Collected data
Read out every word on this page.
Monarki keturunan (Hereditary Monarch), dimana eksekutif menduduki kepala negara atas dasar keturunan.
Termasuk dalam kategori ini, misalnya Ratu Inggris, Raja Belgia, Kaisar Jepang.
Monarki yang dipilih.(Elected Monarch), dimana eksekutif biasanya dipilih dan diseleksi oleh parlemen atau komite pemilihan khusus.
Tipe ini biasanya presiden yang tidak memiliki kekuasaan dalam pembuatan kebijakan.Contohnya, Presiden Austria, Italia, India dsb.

Objective: Print back all the lines verbatim.

Problem solution:
Read out every word on this page.
Monarki keturunan (Hereditary Monarch), dimana eksekutif menduduki kepala negara atas dasar keturunan.
Termasuk dalam kategori ini, misalnya Ratu Inggris, Raja Belgia, Kaisar Jepang.
Monarki yang dipilih.(Elected Monarch), dimana eksekutif biasanya dipilih dan diseleksi oleh parlemen atau komite pemilihan khusus.
Tipe ini biasanya presiden yang tidak memiliki kekuasaan dalam pembuatan kebijakan.Contohnya, Presiden Austria, Italia, India dsb.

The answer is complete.